• _WRITTEN INSTRUCTION_:
Every line below that contains "Favourable" is to be copied.
════════
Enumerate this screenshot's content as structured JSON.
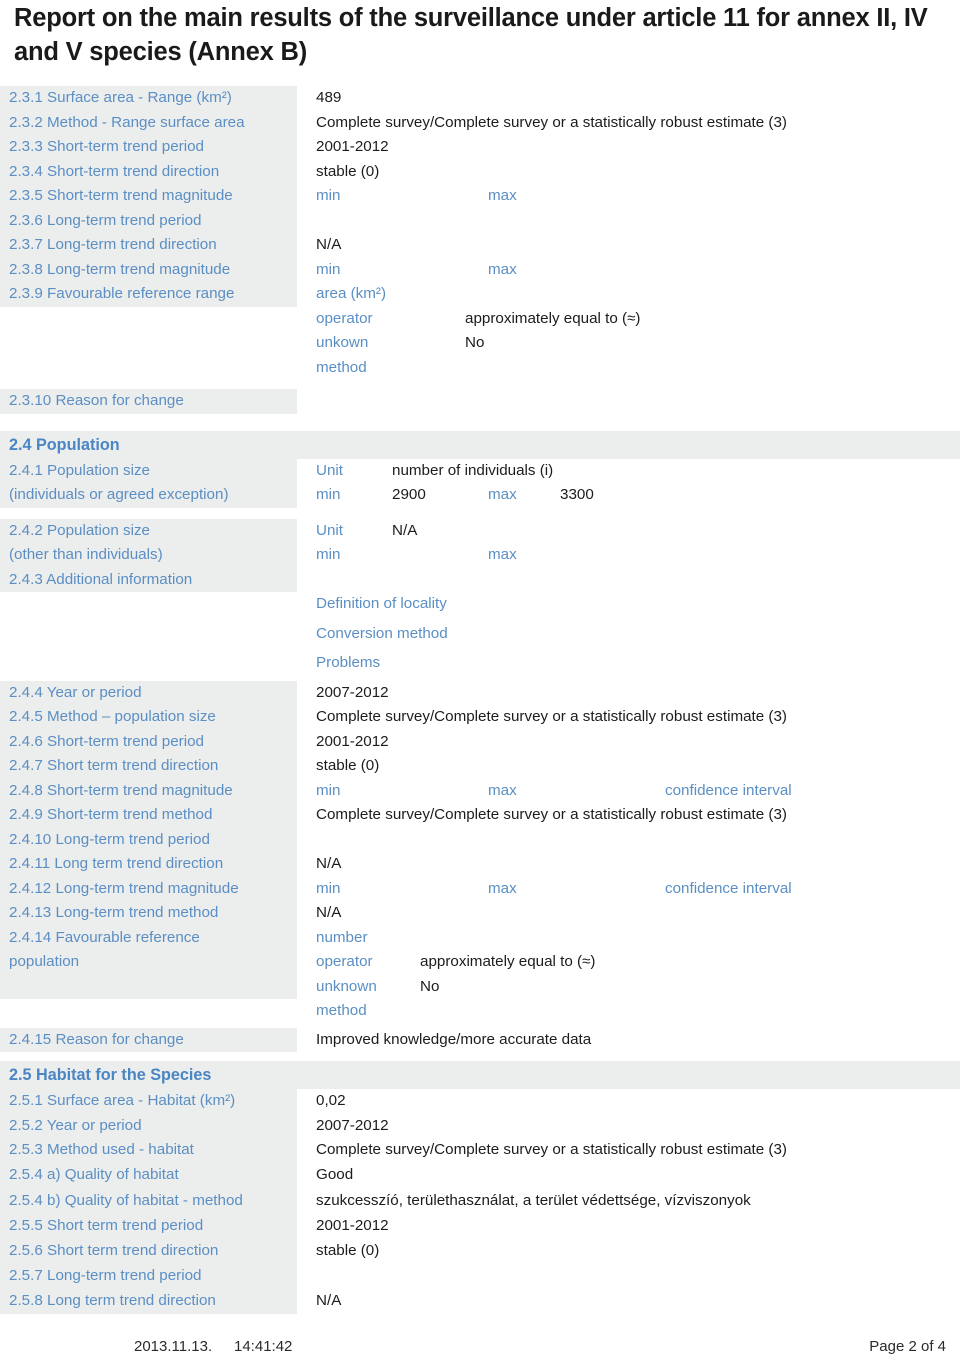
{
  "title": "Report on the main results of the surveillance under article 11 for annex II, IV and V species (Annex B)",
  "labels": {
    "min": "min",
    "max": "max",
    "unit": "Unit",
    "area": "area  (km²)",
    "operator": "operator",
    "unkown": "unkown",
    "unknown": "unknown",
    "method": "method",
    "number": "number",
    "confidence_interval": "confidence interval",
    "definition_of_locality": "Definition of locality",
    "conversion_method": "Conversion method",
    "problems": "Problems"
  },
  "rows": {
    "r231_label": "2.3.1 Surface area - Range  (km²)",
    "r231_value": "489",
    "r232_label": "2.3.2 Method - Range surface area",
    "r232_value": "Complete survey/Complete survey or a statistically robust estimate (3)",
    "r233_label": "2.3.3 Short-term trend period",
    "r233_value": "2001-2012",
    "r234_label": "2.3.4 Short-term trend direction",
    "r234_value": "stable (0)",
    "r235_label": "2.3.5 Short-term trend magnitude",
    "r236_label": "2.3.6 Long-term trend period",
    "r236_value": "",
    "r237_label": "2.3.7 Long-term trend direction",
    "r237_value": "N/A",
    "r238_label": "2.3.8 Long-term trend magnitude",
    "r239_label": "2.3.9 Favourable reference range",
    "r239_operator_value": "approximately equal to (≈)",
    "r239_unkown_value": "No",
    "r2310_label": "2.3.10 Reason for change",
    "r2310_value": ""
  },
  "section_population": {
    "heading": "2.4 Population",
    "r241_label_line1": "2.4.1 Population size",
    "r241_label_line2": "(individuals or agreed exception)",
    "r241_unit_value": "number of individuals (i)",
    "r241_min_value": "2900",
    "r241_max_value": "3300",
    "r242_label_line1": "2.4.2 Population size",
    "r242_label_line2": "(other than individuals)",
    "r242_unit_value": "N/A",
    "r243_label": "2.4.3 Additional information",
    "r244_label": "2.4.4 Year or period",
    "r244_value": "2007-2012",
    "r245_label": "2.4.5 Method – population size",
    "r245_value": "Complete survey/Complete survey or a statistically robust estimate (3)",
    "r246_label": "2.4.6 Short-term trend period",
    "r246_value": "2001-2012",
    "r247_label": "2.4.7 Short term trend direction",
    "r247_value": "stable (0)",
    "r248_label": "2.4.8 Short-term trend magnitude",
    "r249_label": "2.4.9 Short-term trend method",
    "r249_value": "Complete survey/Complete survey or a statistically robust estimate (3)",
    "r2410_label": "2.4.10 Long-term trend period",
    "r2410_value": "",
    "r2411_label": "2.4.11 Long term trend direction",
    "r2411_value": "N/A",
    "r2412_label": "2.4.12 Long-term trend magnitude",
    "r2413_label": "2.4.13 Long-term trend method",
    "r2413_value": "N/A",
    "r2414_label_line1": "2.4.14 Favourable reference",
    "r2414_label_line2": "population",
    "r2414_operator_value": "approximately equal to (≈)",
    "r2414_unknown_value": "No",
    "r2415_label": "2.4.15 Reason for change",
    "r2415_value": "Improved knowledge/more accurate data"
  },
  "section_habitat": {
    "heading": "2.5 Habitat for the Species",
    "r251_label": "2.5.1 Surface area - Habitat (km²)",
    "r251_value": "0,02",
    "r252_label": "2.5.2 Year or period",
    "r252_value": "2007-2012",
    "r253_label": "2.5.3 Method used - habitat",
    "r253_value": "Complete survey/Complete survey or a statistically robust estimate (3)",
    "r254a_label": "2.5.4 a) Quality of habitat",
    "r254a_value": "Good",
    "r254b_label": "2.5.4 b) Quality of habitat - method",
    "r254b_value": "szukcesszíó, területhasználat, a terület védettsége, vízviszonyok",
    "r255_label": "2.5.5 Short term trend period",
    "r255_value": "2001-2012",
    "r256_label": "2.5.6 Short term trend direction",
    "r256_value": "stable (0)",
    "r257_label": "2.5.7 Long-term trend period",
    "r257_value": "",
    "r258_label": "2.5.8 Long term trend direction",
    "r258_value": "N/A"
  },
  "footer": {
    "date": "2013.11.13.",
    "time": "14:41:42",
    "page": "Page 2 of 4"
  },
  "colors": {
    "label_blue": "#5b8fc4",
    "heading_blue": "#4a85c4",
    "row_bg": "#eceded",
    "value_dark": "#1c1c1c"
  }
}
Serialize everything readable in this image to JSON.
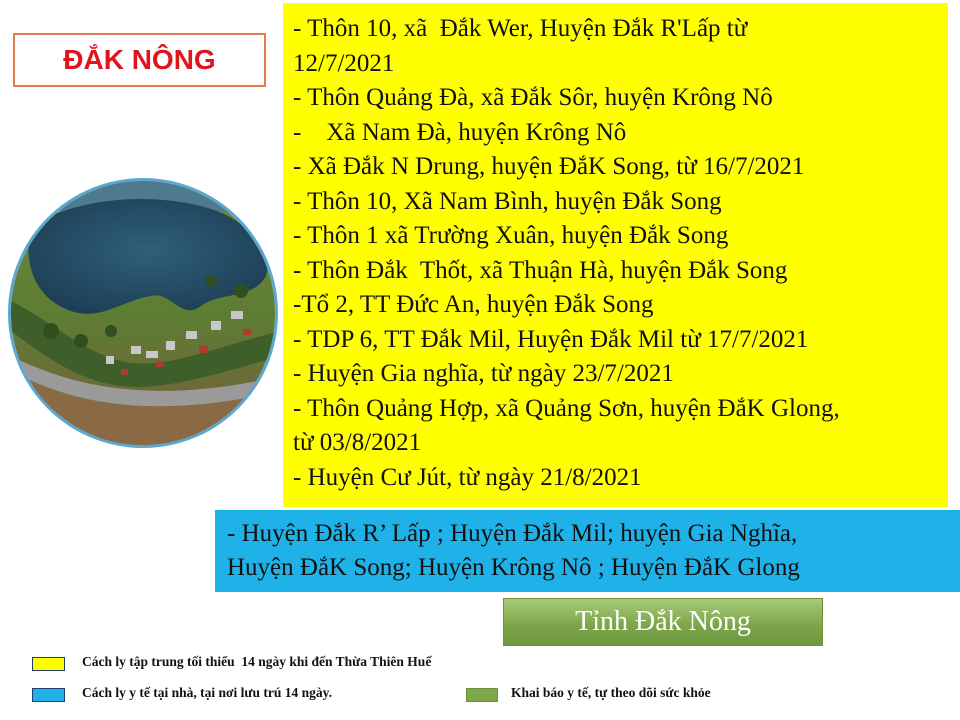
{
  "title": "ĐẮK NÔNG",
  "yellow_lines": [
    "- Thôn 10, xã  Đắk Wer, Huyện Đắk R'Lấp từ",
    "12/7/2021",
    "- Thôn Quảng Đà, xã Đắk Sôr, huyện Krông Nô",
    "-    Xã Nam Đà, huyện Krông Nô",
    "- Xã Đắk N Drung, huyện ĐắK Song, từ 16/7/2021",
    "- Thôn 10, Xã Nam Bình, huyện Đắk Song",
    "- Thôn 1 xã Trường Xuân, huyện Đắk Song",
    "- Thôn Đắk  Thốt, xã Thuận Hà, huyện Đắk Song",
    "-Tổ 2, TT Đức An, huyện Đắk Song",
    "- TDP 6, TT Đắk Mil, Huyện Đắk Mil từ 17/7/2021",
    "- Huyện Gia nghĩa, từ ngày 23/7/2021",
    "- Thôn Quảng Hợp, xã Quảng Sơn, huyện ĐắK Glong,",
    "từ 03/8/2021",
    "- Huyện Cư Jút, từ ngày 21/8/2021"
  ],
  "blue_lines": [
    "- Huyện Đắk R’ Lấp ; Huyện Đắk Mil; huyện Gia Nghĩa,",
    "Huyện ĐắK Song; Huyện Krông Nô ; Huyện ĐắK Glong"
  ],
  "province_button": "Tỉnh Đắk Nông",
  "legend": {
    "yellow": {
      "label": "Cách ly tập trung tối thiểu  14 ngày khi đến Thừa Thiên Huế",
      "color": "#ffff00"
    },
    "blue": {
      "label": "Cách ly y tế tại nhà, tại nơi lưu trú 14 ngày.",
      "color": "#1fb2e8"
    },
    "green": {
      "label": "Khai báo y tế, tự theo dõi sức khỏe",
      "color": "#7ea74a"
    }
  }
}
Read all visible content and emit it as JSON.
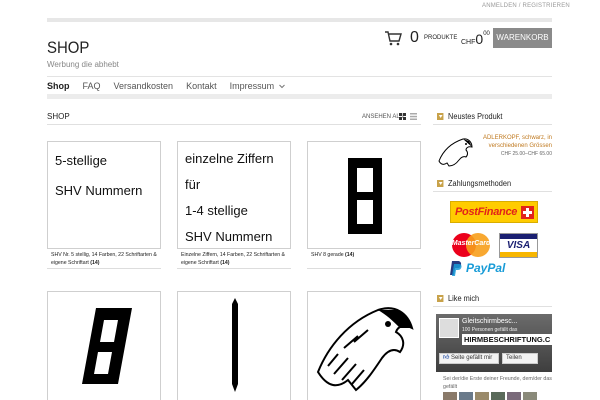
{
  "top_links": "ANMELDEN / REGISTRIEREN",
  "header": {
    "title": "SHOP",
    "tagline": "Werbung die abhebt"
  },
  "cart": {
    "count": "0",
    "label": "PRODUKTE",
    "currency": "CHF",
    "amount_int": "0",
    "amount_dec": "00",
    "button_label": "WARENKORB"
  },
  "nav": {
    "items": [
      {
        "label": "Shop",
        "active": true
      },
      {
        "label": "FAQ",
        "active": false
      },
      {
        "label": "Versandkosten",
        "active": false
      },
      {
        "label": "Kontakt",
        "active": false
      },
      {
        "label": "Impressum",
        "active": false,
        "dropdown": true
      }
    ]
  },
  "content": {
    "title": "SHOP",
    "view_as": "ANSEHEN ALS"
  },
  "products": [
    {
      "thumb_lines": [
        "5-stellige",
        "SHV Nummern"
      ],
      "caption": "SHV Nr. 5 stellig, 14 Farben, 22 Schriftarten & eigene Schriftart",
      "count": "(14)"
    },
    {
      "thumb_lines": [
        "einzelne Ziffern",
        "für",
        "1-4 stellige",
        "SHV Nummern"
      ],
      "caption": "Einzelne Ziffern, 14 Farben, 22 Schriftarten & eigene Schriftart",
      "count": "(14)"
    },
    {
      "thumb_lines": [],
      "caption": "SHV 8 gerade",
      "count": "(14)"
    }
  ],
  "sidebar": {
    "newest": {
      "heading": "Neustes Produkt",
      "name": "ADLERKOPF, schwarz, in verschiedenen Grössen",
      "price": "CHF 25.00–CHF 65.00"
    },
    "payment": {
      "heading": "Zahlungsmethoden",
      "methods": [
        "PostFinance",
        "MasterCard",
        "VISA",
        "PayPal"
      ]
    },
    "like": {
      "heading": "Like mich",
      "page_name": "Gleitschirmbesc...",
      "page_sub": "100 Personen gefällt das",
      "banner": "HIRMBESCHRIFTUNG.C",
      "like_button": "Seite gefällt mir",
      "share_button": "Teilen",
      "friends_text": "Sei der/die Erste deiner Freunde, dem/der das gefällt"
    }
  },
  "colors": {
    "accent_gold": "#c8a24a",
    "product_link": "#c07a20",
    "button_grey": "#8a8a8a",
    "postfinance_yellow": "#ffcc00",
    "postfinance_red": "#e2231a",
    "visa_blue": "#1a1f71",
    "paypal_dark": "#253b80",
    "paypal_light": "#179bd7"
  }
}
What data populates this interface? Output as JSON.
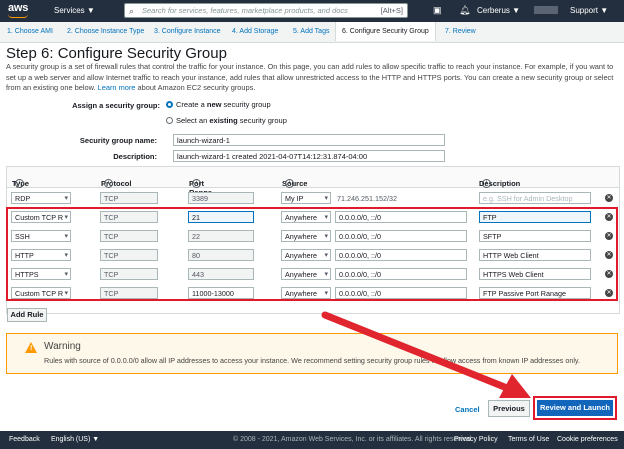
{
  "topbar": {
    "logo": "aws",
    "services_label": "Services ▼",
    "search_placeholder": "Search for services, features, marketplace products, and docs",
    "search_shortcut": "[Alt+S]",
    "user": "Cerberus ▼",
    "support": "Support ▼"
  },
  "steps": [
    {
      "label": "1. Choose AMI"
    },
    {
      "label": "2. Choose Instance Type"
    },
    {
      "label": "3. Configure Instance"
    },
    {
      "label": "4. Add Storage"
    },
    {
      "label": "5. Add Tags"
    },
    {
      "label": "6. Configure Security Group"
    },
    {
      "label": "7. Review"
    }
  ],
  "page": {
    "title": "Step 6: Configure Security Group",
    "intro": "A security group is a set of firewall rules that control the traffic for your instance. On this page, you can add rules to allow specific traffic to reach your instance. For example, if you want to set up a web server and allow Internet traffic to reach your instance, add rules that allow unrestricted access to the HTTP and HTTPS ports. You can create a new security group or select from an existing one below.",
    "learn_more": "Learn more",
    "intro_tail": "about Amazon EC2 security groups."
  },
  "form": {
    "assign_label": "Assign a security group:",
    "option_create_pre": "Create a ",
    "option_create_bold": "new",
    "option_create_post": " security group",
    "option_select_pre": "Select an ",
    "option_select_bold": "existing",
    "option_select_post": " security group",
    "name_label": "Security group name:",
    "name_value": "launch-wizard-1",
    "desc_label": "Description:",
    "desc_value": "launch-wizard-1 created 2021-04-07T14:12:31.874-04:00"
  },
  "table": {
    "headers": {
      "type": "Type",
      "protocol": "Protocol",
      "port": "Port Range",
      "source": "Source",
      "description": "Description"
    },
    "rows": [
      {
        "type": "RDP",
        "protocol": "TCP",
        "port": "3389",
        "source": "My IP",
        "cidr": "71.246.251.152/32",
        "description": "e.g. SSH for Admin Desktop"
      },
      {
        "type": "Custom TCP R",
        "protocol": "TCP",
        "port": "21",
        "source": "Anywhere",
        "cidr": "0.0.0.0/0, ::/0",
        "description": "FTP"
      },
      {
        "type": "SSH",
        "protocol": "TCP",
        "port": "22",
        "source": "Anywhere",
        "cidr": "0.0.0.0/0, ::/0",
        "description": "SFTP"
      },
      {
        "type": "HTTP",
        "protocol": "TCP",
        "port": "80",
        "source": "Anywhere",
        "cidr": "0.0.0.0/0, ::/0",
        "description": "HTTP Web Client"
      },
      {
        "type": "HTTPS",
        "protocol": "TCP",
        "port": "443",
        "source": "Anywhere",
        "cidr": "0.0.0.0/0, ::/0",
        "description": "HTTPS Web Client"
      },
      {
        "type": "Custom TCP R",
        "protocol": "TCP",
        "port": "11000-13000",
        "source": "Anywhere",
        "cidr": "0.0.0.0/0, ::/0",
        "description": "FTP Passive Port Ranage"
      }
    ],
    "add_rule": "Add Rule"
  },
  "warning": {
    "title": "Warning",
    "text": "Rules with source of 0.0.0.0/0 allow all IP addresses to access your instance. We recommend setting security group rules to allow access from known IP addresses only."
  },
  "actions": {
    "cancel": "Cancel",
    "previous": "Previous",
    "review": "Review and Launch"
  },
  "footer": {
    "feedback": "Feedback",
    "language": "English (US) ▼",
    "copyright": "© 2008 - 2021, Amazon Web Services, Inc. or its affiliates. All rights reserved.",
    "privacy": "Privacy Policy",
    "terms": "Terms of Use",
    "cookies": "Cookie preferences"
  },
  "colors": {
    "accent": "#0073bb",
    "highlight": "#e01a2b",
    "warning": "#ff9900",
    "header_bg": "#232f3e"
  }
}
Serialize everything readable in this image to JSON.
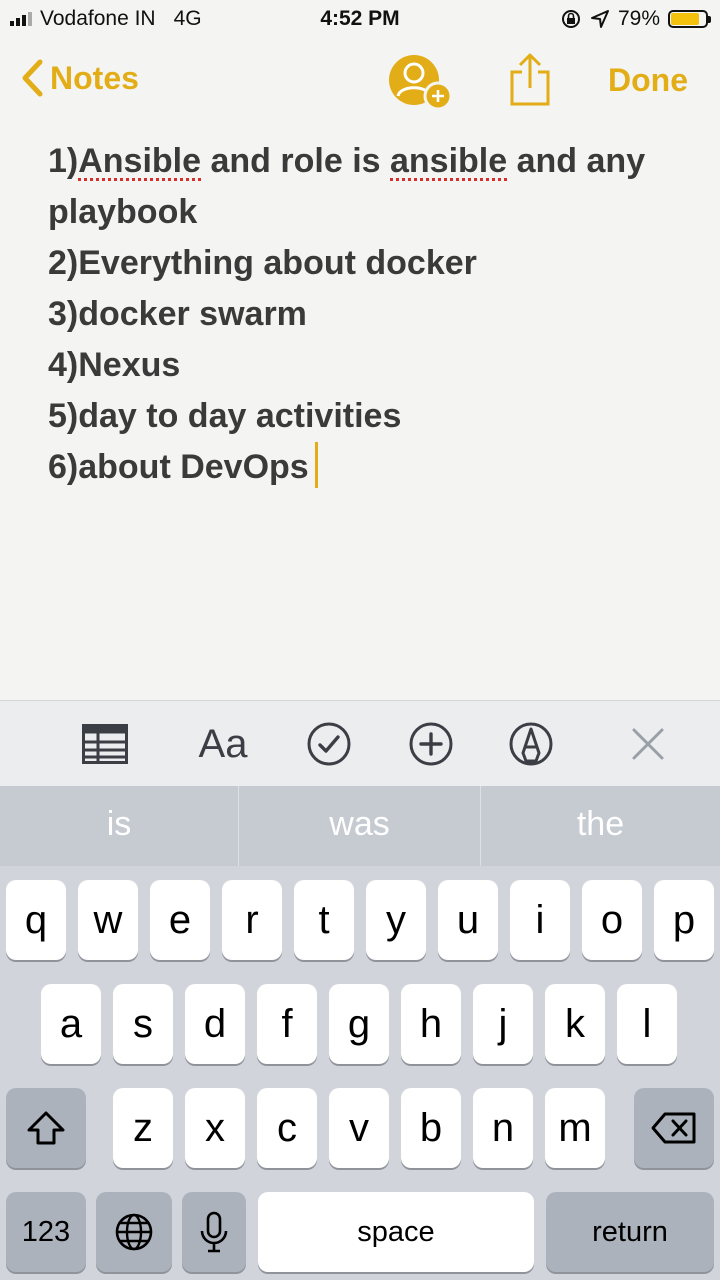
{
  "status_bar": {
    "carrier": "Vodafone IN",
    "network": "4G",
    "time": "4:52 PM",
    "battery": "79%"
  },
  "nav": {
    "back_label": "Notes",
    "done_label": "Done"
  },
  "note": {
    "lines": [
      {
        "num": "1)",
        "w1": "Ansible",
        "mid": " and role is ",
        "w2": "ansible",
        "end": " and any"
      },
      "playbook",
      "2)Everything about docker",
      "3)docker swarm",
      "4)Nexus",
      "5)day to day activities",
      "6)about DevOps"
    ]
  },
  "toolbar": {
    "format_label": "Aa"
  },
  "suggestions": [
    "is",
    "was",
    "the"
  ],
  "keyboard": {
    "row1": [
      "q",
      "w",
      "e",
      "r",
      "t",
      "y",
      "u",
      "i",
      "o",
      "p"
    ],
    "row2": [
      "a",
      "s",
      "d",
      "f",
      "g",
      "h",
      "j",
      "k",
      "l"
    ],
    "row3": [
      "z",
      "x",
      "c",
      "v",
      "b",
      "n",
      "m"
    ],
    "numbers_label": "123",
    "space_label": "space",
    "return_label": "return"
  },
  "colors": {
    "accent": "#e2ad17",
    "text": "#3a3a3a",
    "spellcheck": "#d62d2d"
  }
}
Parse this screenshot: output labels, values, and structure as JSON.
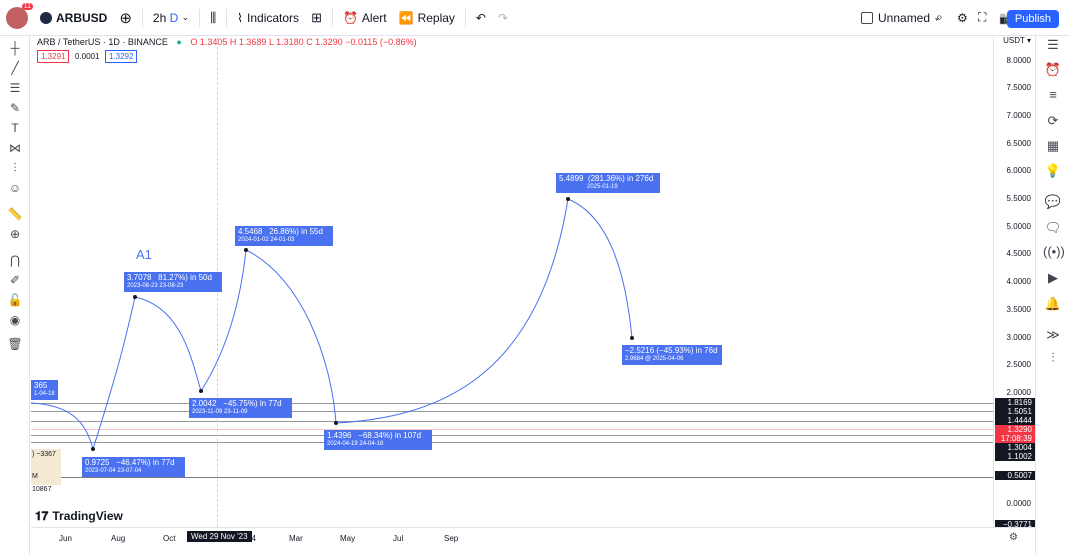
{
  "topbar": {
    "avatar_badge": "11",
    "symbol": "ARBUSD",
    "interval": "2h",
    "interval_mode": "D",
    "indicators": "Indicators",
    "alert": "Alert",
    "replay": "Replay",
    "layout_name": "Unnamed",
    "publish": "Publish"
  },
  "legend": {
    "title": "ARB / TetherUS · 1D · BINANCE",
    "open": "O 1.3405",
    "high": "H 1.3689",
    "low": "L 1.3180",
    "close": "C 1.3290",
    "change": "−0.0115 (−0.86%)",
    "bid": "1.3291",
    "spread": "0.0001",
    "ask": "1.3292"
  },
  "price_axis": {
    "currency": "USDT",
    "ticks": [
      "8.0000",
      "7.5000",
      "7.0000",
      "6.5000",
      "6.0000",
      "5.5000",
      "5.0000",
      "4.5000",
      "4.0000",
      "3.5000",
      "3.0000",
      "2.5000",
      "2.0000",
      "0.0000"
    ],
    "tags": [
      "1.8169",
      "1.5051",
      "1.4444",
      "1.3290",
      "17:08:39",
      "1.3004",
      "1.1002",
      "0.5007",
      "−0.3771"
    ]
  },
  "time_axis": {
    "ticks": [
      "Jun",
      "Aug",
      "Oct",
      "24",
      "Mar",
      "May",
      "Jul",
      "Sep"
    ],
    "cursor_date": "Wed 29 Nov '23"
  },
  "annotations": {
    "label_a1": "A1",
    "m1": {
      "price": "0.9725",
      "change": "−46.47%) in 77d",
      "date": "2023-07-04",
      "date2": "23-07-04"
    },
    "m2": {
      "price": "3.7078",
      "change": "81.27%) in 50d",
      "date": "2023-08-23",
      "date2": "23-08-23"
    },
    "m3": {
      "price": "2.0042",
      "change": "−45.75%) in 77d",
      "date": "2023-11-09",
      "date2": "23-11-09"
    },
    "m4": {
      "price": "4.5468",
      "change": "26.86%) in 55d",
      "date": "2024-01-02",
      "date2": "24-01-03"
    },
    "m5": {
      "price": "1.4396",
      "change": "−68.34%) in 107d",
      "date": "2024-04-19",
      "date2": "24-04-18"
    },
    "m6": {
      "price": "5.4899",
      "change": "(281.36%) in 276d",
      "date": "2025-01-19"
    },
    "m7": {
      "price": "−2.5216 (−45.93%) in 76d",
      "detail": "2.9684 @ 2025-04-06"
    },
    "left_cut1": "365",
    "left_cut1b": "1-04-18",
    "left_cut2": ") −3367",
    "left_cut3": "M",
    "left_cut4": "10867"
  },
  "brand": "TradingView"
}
════════
• _SOLUTION BELOW_:
    "r239_label": "2.3.9 Favourable reference range",
    "r2414_label_line1": "2.4.14 Favourable reference",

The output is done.